===== INPUT FOR THIS TASK
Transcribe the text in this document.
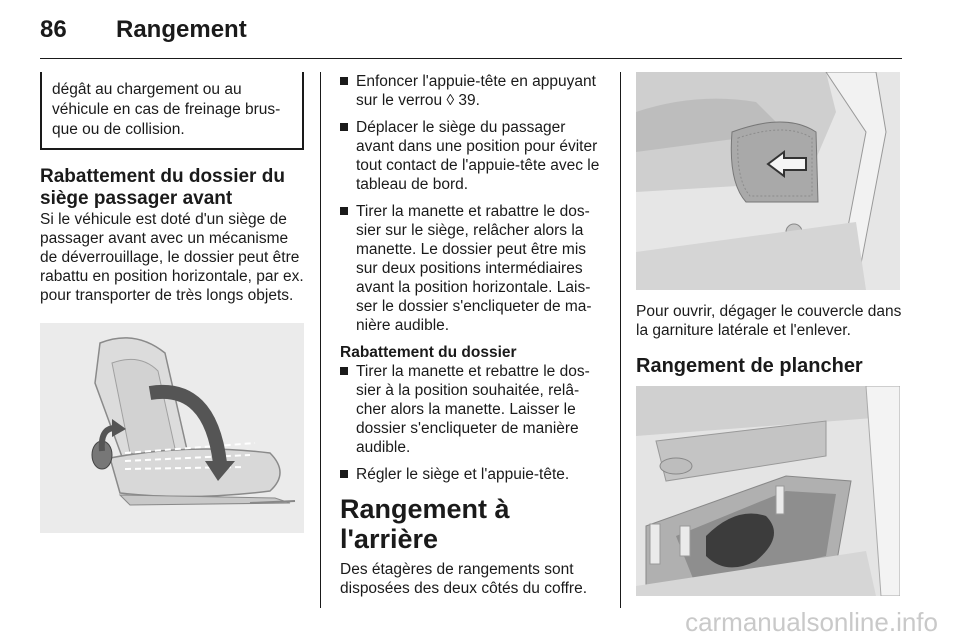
86 Rangement
dégât au chargement ou au véhicule en cas de freinage brus-que ou de collision.
Rabattement du dossier du siège passager avant

Si le véhicule est doté d'un siège de passager avant avec un mécanisme de déverrouillage, le dossier peut être rabattu en position horizontale, par ex. pour transporter de très longs objets.

Enfoncer l'appuie-tête en appuyant sur le verrou ◊ 39.
Déplacer le siège du passager avant dans une position pour éviter tout contact de l'appuie-tête avec le tableau de bord.
Tirer la manette et rabattre le dos-sier sur le siège, relâcher alors la manette. Le dossier peut être mis sur deux positions intermédiaires avant la position horizontale. Lais-ser le dossier s'encliqueter de ma-nière audible.
Rabattement du dossier
Tirer la manette et rebattre le dos-sier à la position souhaitée, relâ-cher alors la manette. Laisser le dossier s'encliqueter de manière audible.
Régler le siège et l'appuie-tête.
Rangement à l'arrière

Des étagères de rangements sont disposées des deux côtés du coffre.

Pour ouvrir, dégager le couvercle dans la garniture latérale et l'enlever.

Rangement de plancher
carmanualsonline.info
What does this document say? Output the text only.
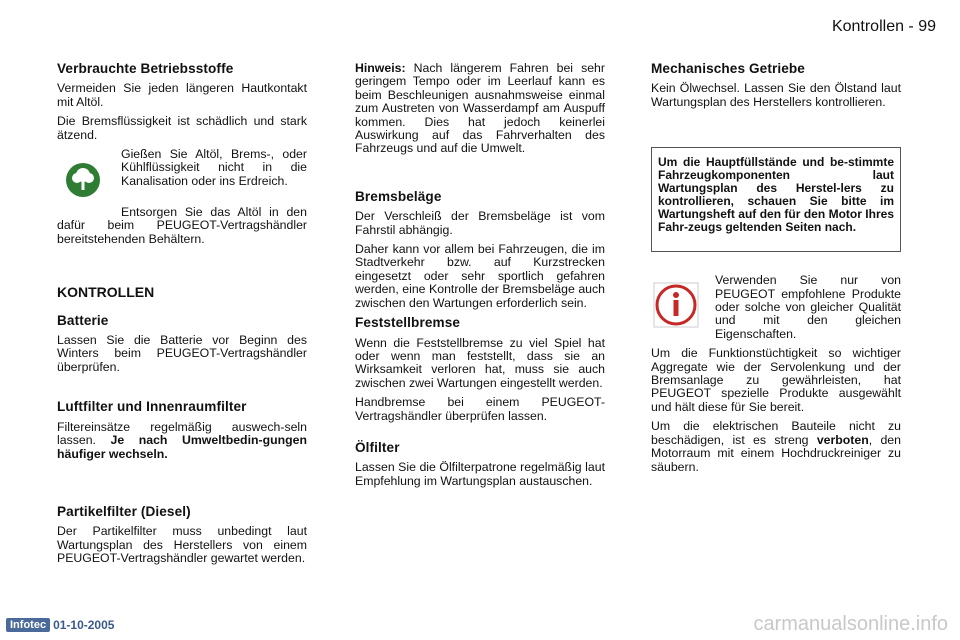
Kontrollen - 99
Verbrauchte Betriebsstoffe

Vermeiden Sie jeden längeren Hautkontakt mit Altöl.

Die Bremsflüssigkeit ist schädlich und stark ätzend.

Gießen Sie Altöl, Brems-, oder Kühlflüssigkeit nicht in die Kanalisation oder ins Erdreich.

Entsorgen Sie das Altöl in den dafür beim PEUGEOT-Vertragshändler bereitstehenden Behältern.

KONTROLLEN
Batterie

Lassen Sie die Batterie vor Beginn des Winters beim PEUGEOT-Vertragshändler überprüfen.

Luftfilter und Innenraumfilter

Filtereinsätze regelmäßig auswech-seln lassen. Je nach Umweltbedin-gungen häufiger wechseln.

Partikelfilter (Diesel)

Der Partikelfilter muss unbedingt laut Wartungsplan des Herstellers von einem PEUGEOT-Vertragshändler gewartet werden.

Hinweis: Nach längerem Fahren bei sehr geringem Tempo oder im Leerlauf kann es beim Beschleunigen ausnahmsweise einmal zum Austreten von Wasserdampf am Auspuff kommen. Dies hat jedoch keinerlei Auswirkung auf das Fahrverhalten des Fahrzeugs und auf die Umwelt.

Bremsbeläge

Der Verschleiß der Bremsbeläge ist vom Fahrstil abhängig.

Daher kann vor allem bei Fahrzeugen, die im Stadtverkehr bzw. auf Kurzstrecken eingesetzt oder sehr sportlich gefahren werden, eine Kontrolle der Bremsbeläge auch zwischen den Wartungen erforderlich sein.

Feststellbremse

Wenn die Feststellbremse zu viel Spiel hat oder wenn man feststellt, dass sie an Wirksamkeit verloren hat, muss sie auch zwischen zwei Wartungen eingestellt werden.

Handbremse bei einem PEUGEOT-Vertragshändler überprüfen lassen.

Ölfilter

Lassen Sie die Ölfilterpatrone regelmäßig laut Empfehlung im Wartungsplan austauschen.

Mechanisches Getriebe

Kein Ölwechsel. Lassen Sie den Ölstand laut Wartungsplan des Herstellers kontrollieren.

Um die Hauptfüllstände und be-stimmte Fahrzeugkomponenten laut Wartungsplan des Herstel-lers zu kontrollieren, schauen Sie bitte im Wartungsheft auf den für den Motor Ihres Fahr-zeugs geltenden Seiten nach.

Verwenden Sie nur von PEUGEOT empfohlene Produkte oder solche von gleicher Qualität und mit den gleichen Eigenschaften.

Um die Funktionstüchtigkeit so wichtiger Aggregate wie der Servolenkung und der Bremsanlage zu gewährleisten, hat PEUGEOT spezielle Produkte ausgewählt und hält diese für Sie bereit.

Um die elektrischen Bauteile nicht zu beschädigen, ist es streng verboten, den Motorraum mit einem Hochdruckreiniger zu säubern.

Infotec 01-10-2005	carmanualsonline.info
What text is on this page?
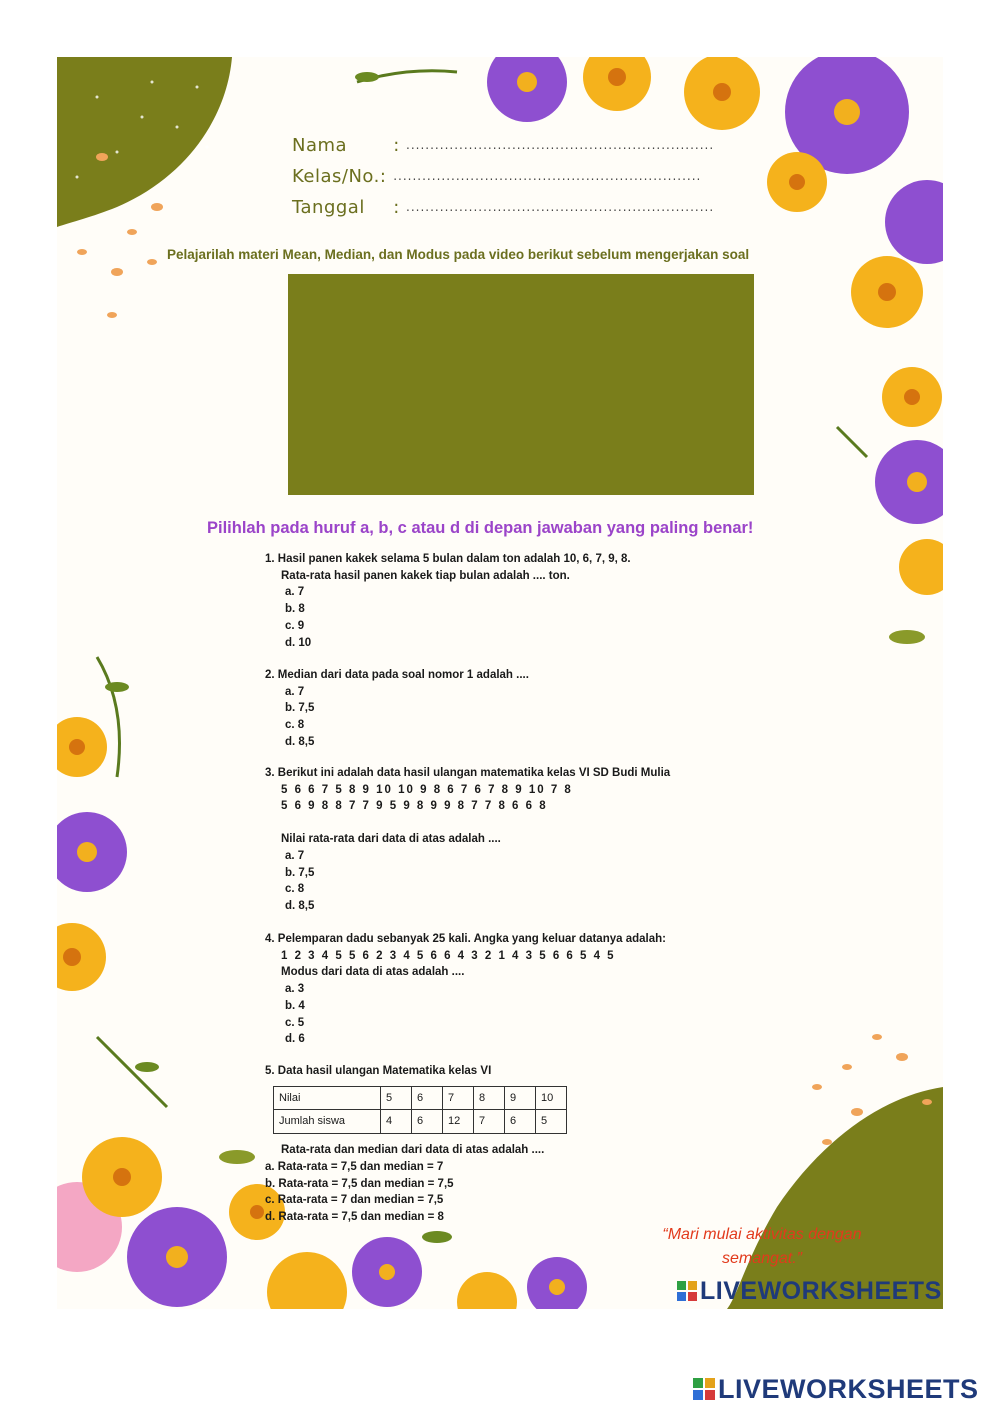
Nama	: ................................................................
Kelas/No.: ................................................................
Tanggal : ................................................................
Pelajarilah materi Mean, Median, dan Modus pada video berikut sebelum mengerjakan soal
Pilihlah pada huruf a, b, c atau d di depan jawaban yang paling benar!

1. Hasil panen kakek selama 5 bulan dalam ton adalah 10, 6, 7, 9, 8.

Rata-rata hasil panen kakek tiap bulan adalah .... ton.

a. 7

b. 8

c. 9

d. 10

2. Median dari data pada soal nomor 1 adalah ....

a. 7

b. 7,5

c. 8

d. 8,5

3. Berikut ini adalah data hasil ulangan matematika kelas VI SD Budi Mulia

5 6 6 7 5 8 9 10 10 9 8 6 7 6 7 8 9 10 7 8

5 6 9 8 8 7 7 9 5 9 8 9 9 8 7 7 8 6 6 8

Nilai rata-rata dari data di atas adalah ....

a. 7

b. 7,5

c. 8

d. 8,5

4. Pelemparan dadu sebanyak 25 kali. Angka yang keluar datanya adalah:

1 2 3 4 5 5 6 2 3 4 5 6 6 4 3 2 1 4 3 5 6 6 5 4 5

Modus dari data di atas adalah ....

a. 3

b. 4

c. 5

d. 6

5. Data hasil ulangan Matematika kelas VI

Nilai	5	6	7	8	9	10
Jumlah siswa	4	6	12	7	6	5

Rata-rata dan median dari data di atas adalah ....

a. Rata-rata = 7,5 dan median = 7

b. Rata-rata = 7,5 dan median = 7,5

c. Rata-rata = 7 dan median = 7,5

d. Rata-rata = 7,5 dan median = 8

“Mari mulai aktivitas dengan semangat.”
LIVEWORKSHEETS
LIVEWORKSHEETS
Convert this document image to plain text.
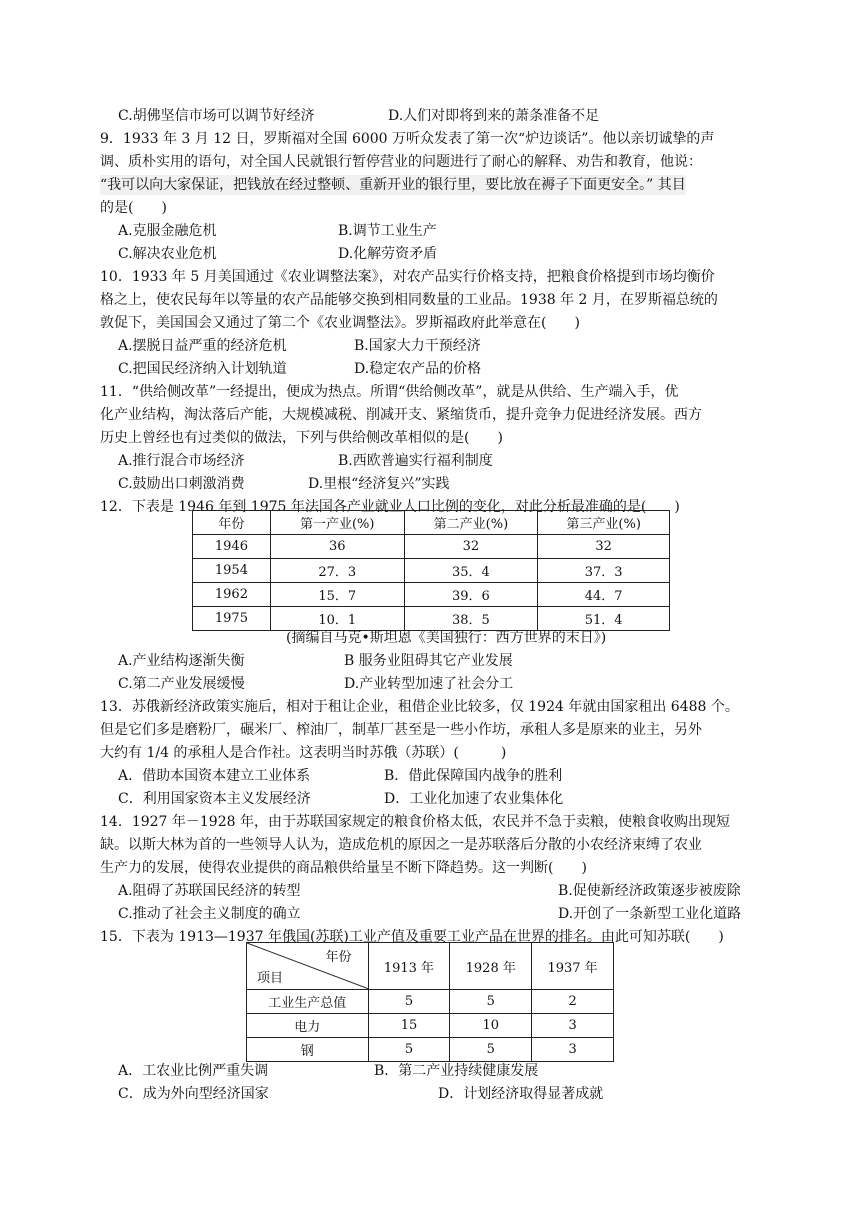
C.胡佛坚信市场可以调节好经济	D.人们对即将到来的萧条准备不足
9．1933 年 3 月 12 日，罗斯福对全国 6000 万听众发表了第一次“炉边谈话”。他以亲切诚挚的声
调、质朴实用的语句，对全国人民就银行暂停营业的问题进行了耐心的解释、劝告和教育，他说：
“我可以向大家保证，把钱放在经过整顿、重新开业的银行里，要比放在褥子下面更安全。” 其目
的是(　　)
A.克服金融危机	B.调节工业生产
C.解决农业危机	D.化解劳资矛盾
10．1933 年 5 月美国通过《农业调整法案》，对农产品实行价格支持，把粮食价格提到市场均衡价
格之上，使农民每年以等量的农产品能够交换到相同数量的工业品。1938 年 2 月，在罗斯福总统的
敦促下，美国国会又通过了第二个《农业调整法》。罗斯福政府此举意在(　　)
A.摆脱日益严重的经济危机	B.国家大力干预经济
C.把国民经济纳入计划轨道	D.稳定农产品的价格
11．“供给侧改革”一经提出，便成为热点。所谓“供给侧改革”，就是从供给、生产端入手，优
化产业结构，淘汰落后产能，大规模减税、削减开支、紧缩货币，提升竞争力促进经济发展。西方
历史上曾经也有过类似的做法，下列与供给侧改革相似的是(　　)
A.推行混合市场经济	B.西欧普遍实行福利制度
C.鼓励出口刺激消费	D.里根“经济复兴”实践
12．下表是 1946 年到 1975 年法国各产业就业人口比例的变化，对此分析最准确的是(　　)
年份	第一产业(%)	第二产业(%)	第三产业(%)
1946	36	32	32
1954	27．3	35．4	37．3
1962	15．7	39．6	44．7
1975	10．1	38．5	51．4
(摘编自马克•斯坦恩《美国独行：西方世界的末日》)
A.产业结构逐渐失衡	B 服务业阻碍其它产业发展
C.第二产业发展缓慢	D.产业转型加速了社会分工
13．苏俄新经济政策实施后，相对于租让企业，租借企业比较多，仅 1924 年就由国家租出 6488 个。
但是它们多是磨粉厂，碾米厂、榨油厂，制革厂甚至是一些小作坊，承租人多是原来的业主，另外
大约有 1/4 的承租人是合作社。这表明当时苏俄（苏联）(　　　)
A．借助本国资本建立工业体系	B．借此保障国内战争的胜利
C．利用国家资本主义发展经济	D．工业化加速了农业集体化
14．1927 年－1928 年，由于苏联国家规定的粮食价格太低，农民并不急于卖粮，使粮食收购出现短
缺。以斯大林为首的一些领导人认为，造成危机的原因之一是苏联落后分散的小农经济束缚了农业
生产力的发展，使得农业提供的商品粮供给量呈不断下降趋势。这一判断(　　)
A.阻碍了苏联国民经济的转型	B.促使新经济政策逐步被废除
C.推动了社会主义制度的确立	D.开创了一条新型工业化道路
15．下表为 1913—1937 年俄国(苏联)工业产值及重要工业产品在世界的排名。由此可知苏联(　　)
年份
项目	1913 年	1928 年	1937 年
工业生产总值	5	5	2
电力	15	10	3
钢	5	5	3
A．工农业比例严重失调	B．第二产业持续健康发展
C．成为外向型经济国家	D．计划经济取得显著成就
==========
**STATED GOAL**
Search the data for "pada". Copy every line that has it.

**RESPONSE TO THE TASK**
Pelajarilah materi Mean, Median, dan Modus pada video berikut sebelum mengerjakan soal
Pilihlah pada huruf a, b, c atau d di depan jawaban yang paling benar!
2. Median dari data pada soal nomor 1 adalah ....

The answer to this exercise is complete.